## AIM
Output all of the entries exactly as written.

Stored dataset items

>>

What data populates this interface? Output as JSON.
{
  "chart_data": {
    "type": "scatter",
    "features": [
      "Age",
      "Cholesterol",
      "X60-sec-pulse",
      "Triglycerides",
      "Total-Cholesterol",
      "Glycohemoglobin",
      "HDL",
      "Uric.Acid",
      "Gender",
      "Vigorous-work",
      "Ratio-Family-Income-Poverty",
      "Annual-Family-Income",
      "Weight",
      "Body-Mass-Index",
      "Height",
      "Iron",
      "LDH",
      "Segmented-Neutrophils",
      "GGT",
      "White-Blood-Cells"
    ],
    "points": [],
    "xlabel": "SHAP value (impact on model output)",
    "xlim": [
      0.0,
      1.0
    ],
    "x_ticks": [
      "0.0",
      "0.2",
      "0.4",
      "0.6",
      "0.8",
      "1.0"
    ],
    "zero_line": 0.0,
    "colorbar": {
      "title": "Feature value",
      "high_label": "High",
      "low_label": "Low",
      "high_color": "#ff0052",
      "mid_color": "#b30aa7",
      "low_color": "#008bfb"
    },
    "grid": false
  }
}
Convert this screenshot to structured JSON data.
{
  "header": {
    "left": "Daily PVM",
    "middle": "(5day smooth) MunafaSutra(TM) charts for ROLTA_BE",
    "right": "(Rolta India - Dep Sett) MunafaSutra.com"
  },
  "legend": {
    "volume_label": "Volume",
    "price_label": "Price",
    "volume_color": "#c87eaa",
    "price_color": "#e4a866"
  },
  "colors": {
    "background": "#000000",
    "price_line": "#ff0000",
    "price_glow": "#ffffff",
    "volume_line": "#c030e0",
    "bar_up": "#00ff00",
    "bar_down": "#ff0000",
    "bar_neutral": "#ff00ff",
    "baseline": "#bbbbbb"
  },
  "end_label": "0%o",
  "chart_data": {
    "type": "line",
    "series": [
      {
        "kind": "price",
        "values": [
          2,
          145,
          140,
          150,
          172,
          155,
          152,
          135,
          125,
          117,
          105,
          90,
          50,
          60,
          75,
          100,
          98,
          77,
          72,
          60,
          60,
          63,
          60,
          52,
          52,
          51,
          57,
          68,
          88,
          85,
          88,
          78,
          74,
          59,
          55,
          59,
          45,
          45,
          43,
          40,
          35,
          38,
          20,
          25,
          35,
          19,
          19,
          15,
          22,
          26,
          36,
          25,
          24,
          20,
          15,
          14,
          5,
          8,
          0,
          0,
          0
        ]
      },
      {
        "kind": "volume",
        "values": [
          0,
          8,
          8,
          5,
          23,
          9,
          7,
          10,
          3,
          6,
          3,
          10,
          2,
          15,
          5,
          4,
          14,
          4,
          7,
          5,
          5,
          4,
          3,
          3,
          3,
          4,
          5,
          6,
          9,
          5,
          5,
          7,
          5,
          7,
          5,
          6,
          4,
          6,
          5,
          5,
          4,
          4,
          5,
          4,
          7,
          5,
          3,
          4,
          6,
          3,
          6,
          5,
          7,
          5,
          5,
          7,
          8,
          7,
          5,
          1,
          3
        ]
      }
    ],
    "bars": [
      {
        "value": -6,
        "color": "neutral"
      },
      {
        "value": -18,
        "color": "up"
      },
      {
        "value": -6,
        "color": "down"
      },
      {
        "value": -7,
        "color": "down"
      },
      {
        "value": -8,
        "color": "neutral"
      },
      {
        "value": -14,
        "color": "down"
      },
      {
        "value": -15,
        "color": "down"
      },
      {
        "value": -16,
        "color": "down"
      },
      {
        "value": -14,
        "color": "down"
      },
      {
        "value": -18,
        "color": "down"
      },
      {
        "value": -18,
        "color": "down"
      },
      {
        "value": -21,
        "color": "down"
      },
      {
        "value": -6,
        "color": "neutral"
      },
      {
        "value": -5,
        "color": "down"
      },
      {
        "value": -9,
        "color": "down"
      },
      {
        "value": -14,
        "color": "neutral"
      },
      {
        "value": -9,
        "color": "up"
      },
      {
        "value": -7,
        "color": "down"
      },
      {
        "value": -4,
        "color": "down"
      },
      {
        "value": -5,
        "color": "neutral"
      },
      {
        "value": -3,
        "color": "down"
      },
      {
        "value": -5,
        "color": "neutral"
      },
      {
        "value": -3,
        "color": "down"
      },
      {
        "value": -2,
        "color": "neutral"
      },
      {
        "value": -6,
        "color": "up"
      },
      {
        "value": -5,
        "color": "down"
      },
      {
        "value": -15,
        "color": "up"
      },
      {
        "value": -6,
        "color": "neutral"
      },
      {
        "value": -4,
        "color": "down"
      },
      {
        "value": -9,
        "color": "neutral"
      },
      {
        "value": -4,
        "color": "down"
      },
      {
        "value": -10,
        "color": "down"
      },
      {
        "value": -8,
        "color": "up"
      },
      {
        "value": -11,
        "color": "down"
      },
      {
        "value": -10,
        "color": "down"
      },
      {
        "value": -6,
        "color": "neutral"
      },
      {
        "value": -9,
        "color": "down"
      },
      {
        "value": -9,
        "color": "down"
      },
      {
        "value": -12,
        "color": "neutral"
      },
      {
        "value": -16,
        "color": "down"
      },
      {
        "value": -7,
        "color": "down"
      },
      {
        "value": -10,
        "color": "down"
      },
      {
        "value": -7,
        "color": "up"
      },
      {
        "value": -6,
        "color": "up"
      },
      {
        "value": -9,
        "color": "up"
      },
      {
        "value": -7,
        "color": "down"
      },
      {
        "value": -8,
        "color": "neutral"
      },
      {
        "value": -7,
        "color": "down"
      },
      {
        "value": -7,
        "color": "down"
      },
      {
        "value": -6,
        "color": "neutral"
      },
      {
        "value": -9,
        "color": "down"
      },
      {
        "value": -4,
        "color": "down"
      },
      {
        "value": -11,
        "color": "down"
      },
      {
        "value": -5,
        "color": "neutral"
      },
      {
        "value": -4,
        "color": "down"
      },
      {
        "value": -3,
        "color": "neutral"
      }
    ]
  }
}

<<

## EXERCISE OUTPUT
What data populates this interface? Output as JSON.
{
  "chart_data": {
    "type": "scatter",
    "features": [
      "Age",
      "Cholesterol",
      "X60-sec-pulse",
      "Triglycerides",
      "Total-Cholesterol",
      "Glycohemoglobin",
      "HDL",
      "Uric.Acid",
      "Gender",
      "Vigorous-work",
      "Ratio-Family-Income-Poverty",
      "Annual-Family-Income",
      "Weight",
      "Body-Mass-Index",
      "Height",
      "Iron",
      "LDH",
      "Segmented-Neutrophils",
      "GGT",
      "White-Blood-Cells"
    ],
    "points": [],
    "xlabel": "SHAP value (impact on model output)",
    "xlim": [
      0.0,
      1.0
    ],
    "x_ticks": [
      "0.0",
      "0.2",
      "0.4",
      "0.6",
      "0.8",
      "1.0"
    ],
    "zero_line": 0.0,
    "colorbar": {
      "title": "Feature value",
      "high_label": "High",
      "low_label": "Low",
      "high_color": "#ff0052",
      "mid_color": "#b30aa7",
      "low_color": "#008bfb"
    },
    "grid": false
  }
}
Convert this screenshot to structured JSON data.
{
  "header": {
    "left": "Daily PVM",
    "middle": "(5day smooth) MunafaSutra(TM) charts for ROLTA_BE",
    "right": "(Rolta India - Dep Sett) MunafaSutra.com"
  },
  "legend": {
    "volume_label": "Volume",
    "price_label": "Price",
    "volume_color": "#c87eaa",
    "price_color": "#e4a866"
  },
  "colors": {
    "background": "#000000",
    "price_line": "#ff0000",
    "price_glow": "#ffffff",
    "volume_line": "#c030e0",
    "bar_up": "#00ff00",
    "bar_down": "#ff0000",
    "bar_neutral": "#ff00ff",
    "baseline": "#bbbbbb"
  },
  "end_label": "0%o",
  "chart_data": {
    "type": "line",
    "series": [
      {
        "kind": "price",
        "values": [
          2,
          145,
          140,
          150,
          172,
          155,
          152,
          135,
          125,
          117,
          105,
          90,
          50,
          60,
          75,
          100,
          98,
          77,
          72,
          60,
          60,
          63,
          60,
          52,
          52,
          51,
          57,
          68,
          88,
          85,
          88,
          78,
          74,
          59,
          55,
          59,
          45,
          45,
          43,
          40,
          35,
          38,
          20,
          25,
          35,
          19,
          19,
          15,
          22,
          26,
          36,
          25,
          24,
          20,
          15,
          14,
          5,
          8,
          0,
          0,
          0
        ]
      },
      {
        "kind": "volume",
        "values": [
          0,
          8,
          8,
          5,
          23,
          9,
          7,
          10,
          3,
          6,
          3,
          10,
          2,
          15,
          5,
          4,
          14,
          4,
          7,
          5,
          5,
          4,
          3,
          3,
          3,
          4,
          5,
          6,
          9,
          5,
          5,
          7,
          5,
          7,
          5,
          6,
          4,
          6,
          5,
          5,
          4,
          4,
          5,
          4,
          7,
          5,
          3,
          4,
          6,
          3,
          6,
          5,
          7,
          5,
          5,
          7,
          8,
          7,
          5,
          1,
          3
        ]
      }
    ],
    "bars": [
      {
        "value": -6,
        "color": "neutral"
      },
      {
        "value": -18,
        "color": "up"
      },
      {
        "value": -6,
        "color": "down"
      },
      {
        "value": -7,
        "color": "down"
      },
      {
        "value": -8,
        "color": "neutral"
      },
      {
        "value": -14,
        "color": "down"
      },
      {
        "value": -15,
        "color": "down"
      },
      {
        "value": -16,
        "color": "down"
      },
      {
        "value": -14,
        "color": "down"
      },
      {
        "value": -18,
        "color": "down"
      },
      {
        "value": -18,
        "color": "down"
      },
      {
        "value": -21,
        "color": "down"
      },
      {
        "value": -6,
        "color": "neutral"
      },
      {
        "value": -5,
        "color": "down"
      },
      {
        "value": -9,
        "color": "down"
      },
      {
        "value": -14,
        "color": "neutral"
      },
      {
        "value": -9,
        "color": "up"
      },
      {
        "value": -7,
        "color": "down"
      },
      {
        "value": -4,
        "color": "down"
      },
      {
        "value": -5,
        "color": "neutral"
      },
      {
        "value": -3,
        "color": "down"
      },
      {
        "value": -5,
        "color": "neutral"
      },
      {
        "value": -3,
        "color": "down"
      },
      {
        "value": -2,
        "color": "neutral"
      },
      {
        "value": -6,
        "color": "up"
      },
      {
        "value": -5,
        "color": "down"
      },
      {
        "value": -15,
        "color": "up"
      },
      {
        "value": -6,
        "color": "neutral"
      },
      {
        "value": -4,
        "color": "down"
      },
      {
        "value": -9,
        "color": "neutral"
      },
      {
        "value": -4,
        "color": "down"
      },
      {
        "value": -10,
        "color": "down"
      },
      {
        "value": -8,
        "color": "up"
      },
      {
        "value": -11,
        "color": "down"
      },
      {
        "value": -10,
        "color": "down"
      },
      {
        "value": -6,
        "color": "neutral"
      },
      {
        "value": -9,
        "color": "down"
      },
      {
        "value": -9,
        "color": "down"
      },
      {
        "value": -12,
        "color": "neutral"
      },
      {
        "value": -16,
        "color": "down"
      },
      {
        "value": -7,
        "color": "down"
      },
      {
        "value": -10,
        "color": "down"
      },
      {
        "value": -7,
        "color": "up"
      },
      {
        "value": -6,
        "color": "up"
      },
      {
        "value": -9,
        "color": "up"
      },
      {
        "value": -7,
        "color": "down"
      },
      {
        "value": -8,
        "color": "neutral"
      },
      {
        "value": -7,
        "color": "down"
      },
      {
        "value": -7,
        "color": "down"
      },
      {
        "value": -6,
        "color": "neutral"
      },
      {
        "value": -9,
        "color": "down"
      },
      {
        "value": -4,
        "color": "down"
      },
      {
        "value": -11,
        "color": "down"
      },
      {
        "value": -5,
        "color": "neutral"
      },
      {
        "value": -4,
        "color": "down"
      },
      {
        "value": -3,
        "color": "neutral"
      }
    ]
  }
}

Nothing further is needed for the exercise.